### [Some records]
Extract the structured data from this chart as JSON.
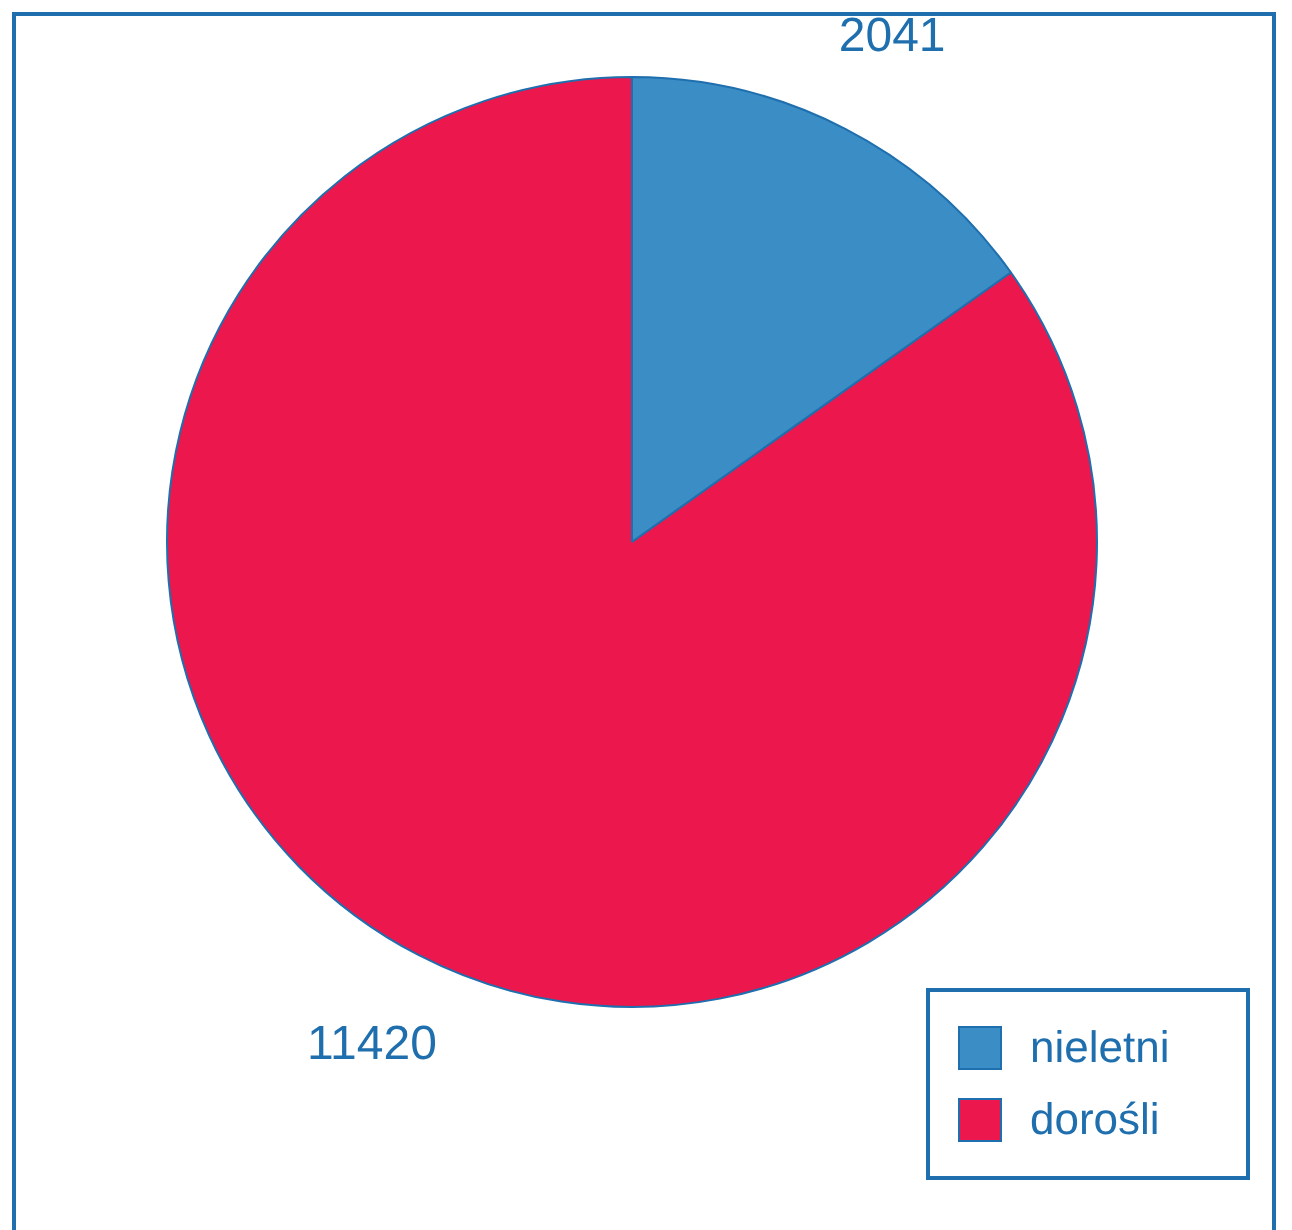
{
  "chart_data": {
    "type": "pie",
    "categories": [
      "nieletni",
      "dorośli"
    ],
    "values": [
      2041,
      11420
    ],
    "colors": [
      "#3a8dc5",
      "#ec174c"
    ],
    "data_labels": true,
    "legend": "bottom right"
  }
}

### [Exercise directions]
Please repeat the entries exactly. Do not include the pictures.

### [Exercise response]
Extract the structured data from this chart as JSON.
{
  "chart_data": {
    "type": "pie",
    "categories": [
      "nieletni",
      "dorośli"
    ],
    "values": [
      2041,
      11420
    ],
    "colors": [
      "#3a8dc5",
      "#ec174c"
    ],
    "data_labels": true,
    "legend": "bottom right"
  }
}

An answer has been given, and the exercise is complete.